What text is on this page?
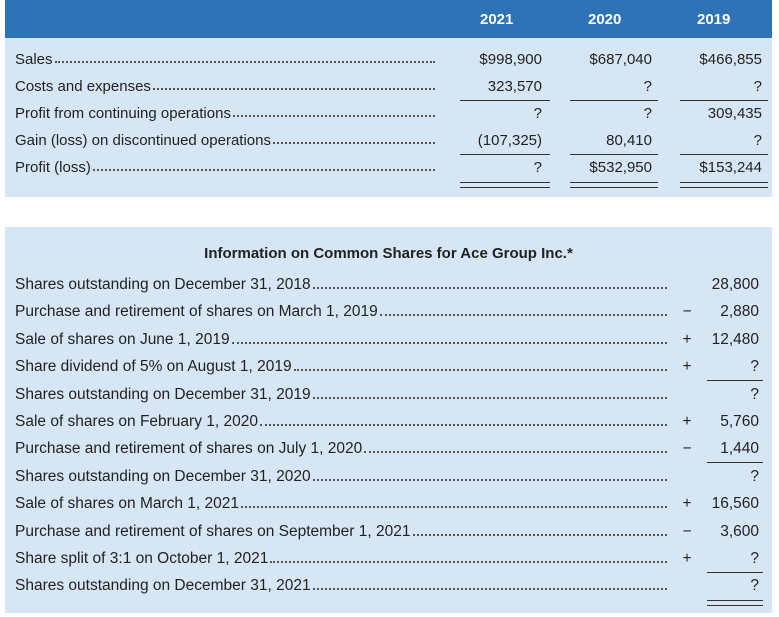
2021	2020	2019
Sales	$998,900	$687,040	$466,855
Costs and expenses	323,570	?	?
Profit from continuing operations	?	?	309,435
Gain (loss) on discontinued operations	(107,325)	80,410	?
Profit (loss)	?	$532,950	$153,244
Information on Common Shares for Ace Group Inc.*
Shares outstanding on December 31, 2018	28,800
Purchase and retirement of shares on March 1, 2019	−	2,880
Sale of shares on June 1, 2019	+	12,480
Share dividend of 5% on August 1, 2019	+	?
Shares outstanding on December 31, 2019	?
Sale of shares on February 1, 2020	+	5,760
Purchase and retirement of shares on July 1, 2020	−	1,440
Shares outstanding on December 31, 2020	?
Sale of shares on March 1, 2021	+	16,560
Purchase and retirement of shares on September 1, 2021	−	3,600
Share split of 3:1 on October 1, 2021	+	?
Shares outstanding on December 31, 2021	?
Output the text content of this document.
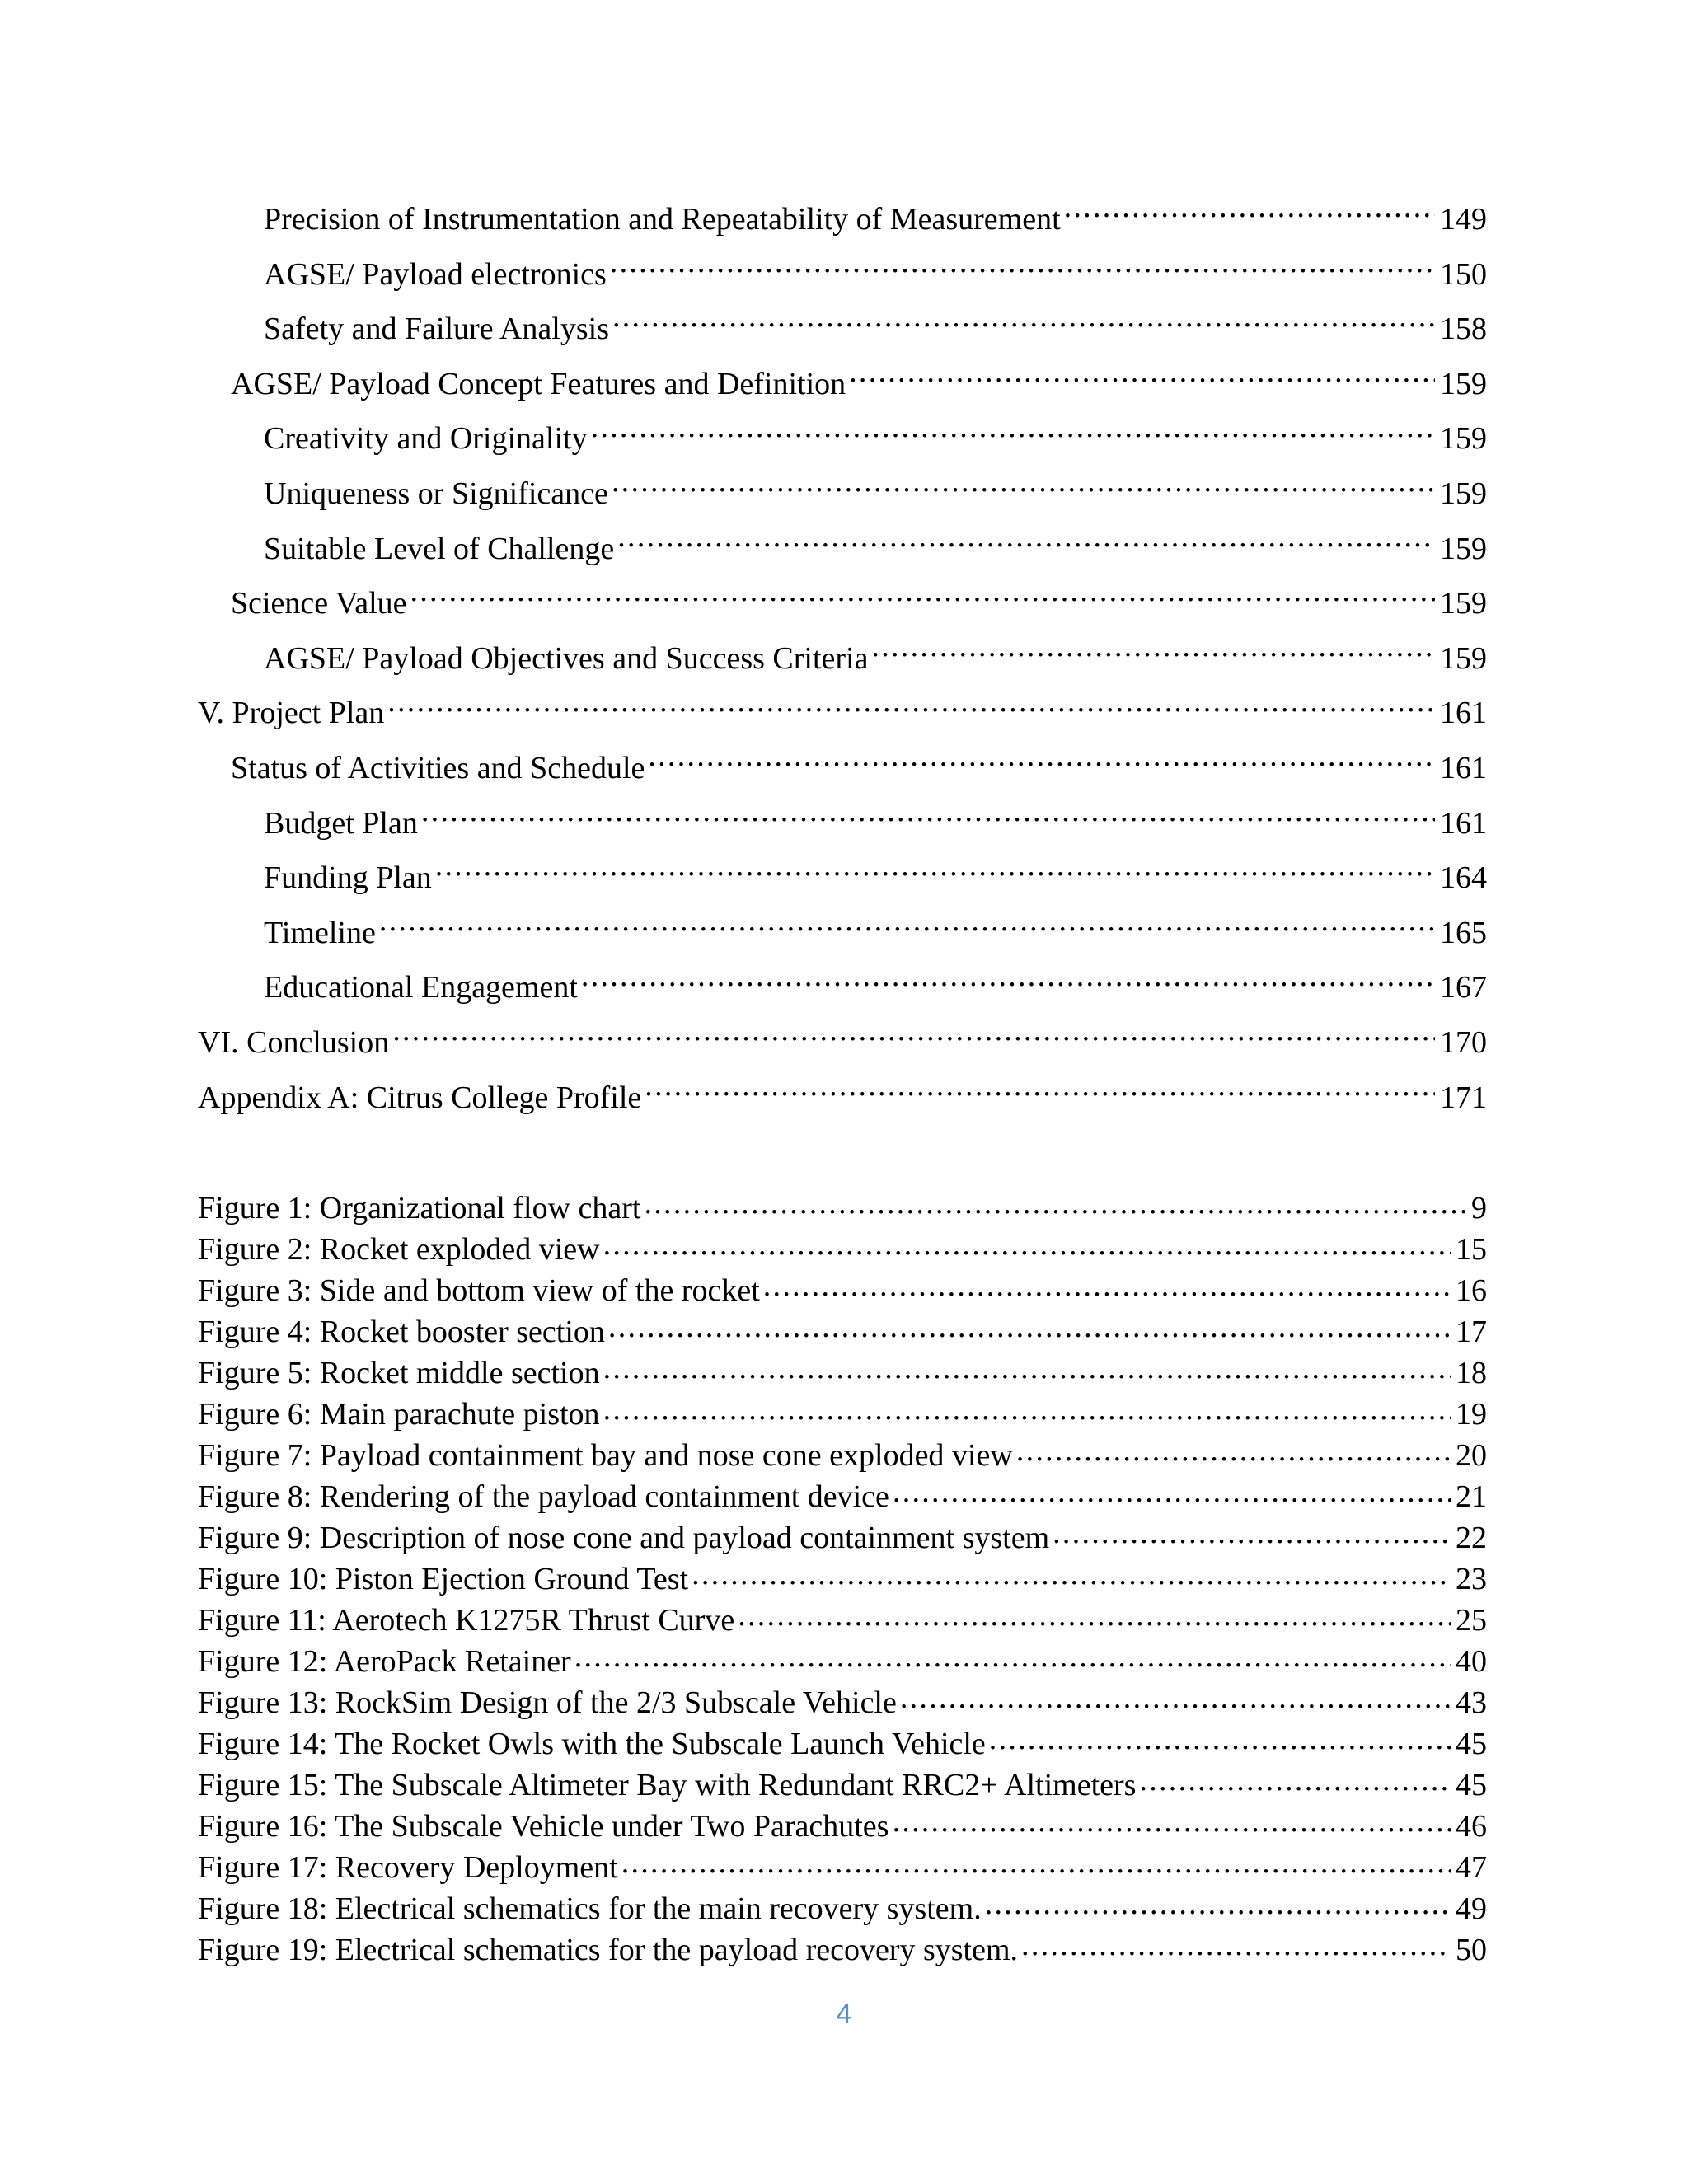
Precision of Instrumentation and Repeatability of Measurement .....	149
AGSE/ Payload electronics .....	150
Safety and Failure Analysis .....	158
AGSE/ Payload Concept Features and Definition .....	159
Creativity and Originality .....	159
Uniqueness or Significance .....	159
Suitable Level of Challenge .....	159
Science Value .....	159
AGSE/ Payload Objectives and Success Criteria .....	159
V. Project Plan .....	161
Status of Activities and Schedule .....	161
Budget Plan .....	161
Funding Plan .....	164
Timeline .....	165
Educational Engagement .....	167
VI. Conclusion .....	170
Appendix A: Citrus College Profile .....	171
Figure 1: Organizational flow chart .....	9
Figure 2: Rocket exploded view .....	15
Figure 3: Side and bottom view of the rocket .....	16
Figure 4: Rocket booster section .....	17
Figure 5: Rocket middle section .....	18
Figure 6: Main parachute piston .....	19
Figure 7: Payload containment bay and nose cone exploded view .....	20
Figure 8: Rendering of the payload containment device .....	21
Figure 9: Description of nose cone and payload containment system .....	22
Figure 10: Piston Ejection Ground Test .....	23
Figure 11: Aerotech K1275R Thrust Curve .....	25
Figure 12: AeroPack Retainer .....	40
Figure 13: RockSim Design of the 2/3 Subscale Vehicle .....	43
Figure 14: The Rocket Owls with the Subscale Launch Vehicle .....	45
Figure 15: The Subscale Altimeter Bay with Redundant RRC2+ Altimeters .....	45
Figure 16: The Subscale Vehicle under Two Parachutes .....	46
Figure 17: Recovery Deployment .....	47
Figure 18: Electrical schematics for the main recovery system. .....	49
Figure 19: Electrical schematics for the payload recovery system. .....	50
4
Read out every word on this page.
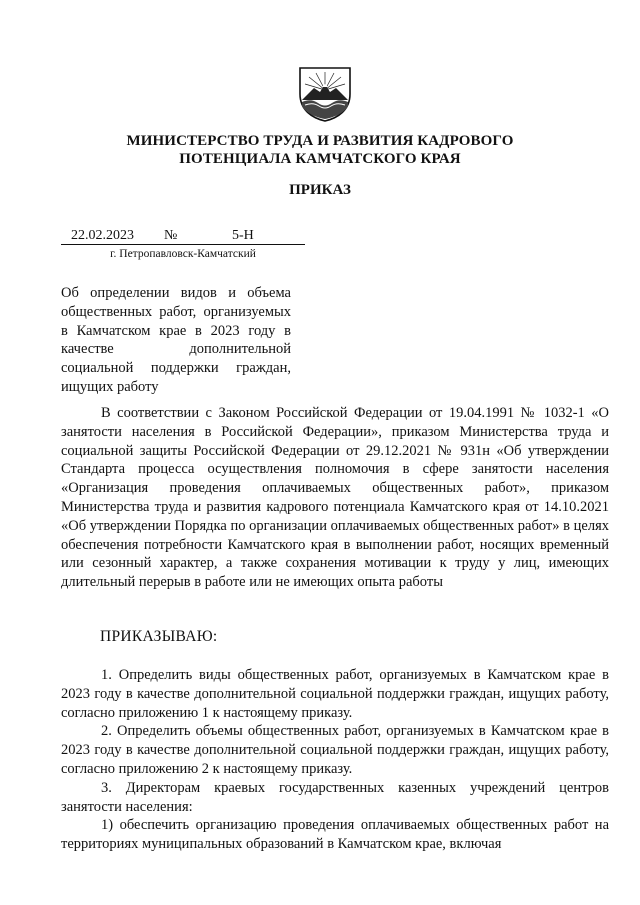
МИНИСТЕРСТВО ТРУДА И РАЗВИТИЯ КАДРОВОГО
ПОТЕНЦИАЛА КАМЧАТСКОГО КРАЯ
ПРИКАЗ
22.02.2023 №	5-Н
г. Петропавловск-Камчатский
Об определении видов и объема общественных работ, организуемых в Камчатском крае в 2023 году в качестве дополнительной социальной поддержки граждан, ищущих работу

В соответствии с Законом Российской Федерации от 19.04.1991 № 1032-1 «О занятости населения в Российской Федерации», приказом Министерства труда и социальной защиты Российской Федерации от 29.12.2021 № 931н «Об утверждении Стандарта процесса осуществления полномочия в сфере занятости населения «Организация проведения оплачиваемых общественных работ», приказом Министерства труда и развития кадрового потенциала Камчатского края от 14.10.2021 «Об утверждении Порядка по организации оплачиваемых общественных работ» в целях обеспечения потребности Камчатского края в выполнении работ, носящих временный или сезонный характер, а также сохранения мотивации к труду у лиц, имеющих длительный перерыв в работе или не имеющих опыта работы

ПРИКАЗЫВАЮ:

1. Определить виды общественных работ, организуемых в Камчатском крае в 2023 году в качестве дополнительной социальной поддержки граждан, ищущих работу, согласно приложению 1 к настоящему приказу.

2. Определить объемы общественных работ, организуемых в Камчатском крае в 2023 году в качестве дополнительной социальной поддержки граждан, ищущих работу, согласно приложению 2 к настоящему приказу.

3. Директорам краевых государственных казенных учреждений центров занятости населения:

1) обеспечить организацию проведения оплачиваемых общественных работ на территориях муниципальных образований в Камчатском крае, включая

....

• [Exercise instructions] Transcribe the listing in full. Omit the pictures and keep every line exact.

• [Completed exercise]
What text is on this page?
2021	2020	2019
Sales	$998,900	$687,040	$466,855
Costs and expenses	323,570	?	?
Profit from continuing operations	?	?	309,435
Gain (loss) on discontinued operations	(107,325)	80,410	?
Profit (loss)	?	$532,950	$153,244
Information on Common Shares for Ace Group Inc.*
Shares outstanding on December 31, 2018	28,800
Purchase and retirement of shares on March 1, 2019	−	2,880
Sale of shares on June 1, 2019	+	12,480
Share dividend of 5% on August 1, 2019	+	?
Shares outstanding on December 31, 2019	?
Sale of shares on February 1, 2020	+	5,760
Purchase and retirement of shares on July 1, 2020	−	1,440
Shares outstanding on December 31, 2020	?
Sale of shares on March 1, 2021	+	16,560
Purchase and retirement of shares on September 1, 2021	−	3,600
Share split of 3:1 on October 1, 2021	+	?
Shares outstanding on December 31, 2021	?
Output the text content of this document.
Precision of Instrumentation and Repeatability of Measurement .....	149
AGSE/ Payload electronics .....	150
Safety and Failure Analysis .....	158
AGSE/ Payload Concept Features and Definition .....	159
Creativity and Originality .....	159
Uniqueness or Significance .....	159
Suitable Level of Challenge .....	159
Science Value .....	159
AGSE/ Payload Objectives and Success Criteria .....	159
V. Project Plan .....	161
Status of Activities and Schedule .....	161
Budget Plan .....	161
Funding Plan .....	164
Timeline .....	165
Educational Engagement .....	167
VI. Conclusion .....	170
Appendix A: Citrus College Profile .....	171
Figure 1: Organizational flow chart .....	9
Figure 2: Rocket exploded view .....	15
Figure 3: Side and bottom view of the rocket .....	16
Figure 4: Rocket booster section .....	17
Figure 5: Rocket middle section .....	18
Figure 6: Main parachute piston .....	19
Figure 7: Payload containment bay and nose cone exploded view .....	20
Figure 8: Rendering of the payload containment device .....	21
Figure 9: Description of nose cone and payload containment system .....	22
Figure 10: Piston Ejection Ground Test .....	23
Figure 11: Aerotech K1275R Thrust Curve .....	25
Figure 12: AeroPack Retainer .....	40
Figure 13: RockSim Design of the 2/3 Subscale Vehicle .....	43
Figure 14: The Rocket Owls with the Subscale Launch Vehicle .....	45
Figure 15: The Subscale Altimeter Bay with Redundant RRC2+ Altimeters .....	45
Figure 16: The Subscale Vehicle under Two Parachutes .....	46
Figure 17: Recovery Deployment .....	47
Figure 18: Electrical schematics for the main recovery system. .....	49
Figure 19: Electrical schematics for the payload recovery system. .....	50
4
Read out every word on this page.
МИНИСТЕРСТВО ТРУДА И РАЗВИТИЯ КАДРОВОГО
ПОТЕНЦИАЛА КАМЧАТСКОГО КРАЯ
ПРИКАЗ
22.02.2023 №	5-Н
г. Петропавловск-Камчатский
Об определении видов и объема общественных работ, организуемых в Камчатском крае в 2023 году в качестве дополнительной социальной поддержки граждан, ищущих работу

В соответствии с Законом Российской Федерации от 19.04.1991 № 1032-1 «О занятости населения в Российской Федерации», приказом Министерства труда и социальной защиты Российской Федерации от 29.12.2021 № 931н «Об утверждении Стандарта процесса осуществления полномочия в сфере занятости населения «Организация проведения оплачиваемых общественных работ», приказом Министерства труда и развития кадрового потенциала Камчатского края от 14.10.2021 «Об утверждении Порядка по организации оплачиваемых общественных работ» в целях обеспечения потребности Камчатского края в выполнении работ, носящих временный или сезонный характер, а также сохранения мотивации к труду у лиц, имеющих длительный перерыв в работе или не имеющих опыта работы

ПРИКАЗЫВАЮ:

1. Определить виды общественных работ, организуемых в Камчатском крае в 2023 году в качестве дополнительной социальной поддержки граждан, ищущих работу, согласно приложению 1 к настоящему приказу.

2. Определить объемы общественных работ, организуемых в Камчатском крае в 2023 году в качестве дополнительной социальной поддержки граждан, ищущих работу, согласно приложению 2 к настоящему приказу.

3. Директорам краевых государственных казенных учреждений центров занятости населения:

1) обеспечить организацию проведения оплачиваемых общественных работ на территориях муниципальных образований в Камчатском крае, включая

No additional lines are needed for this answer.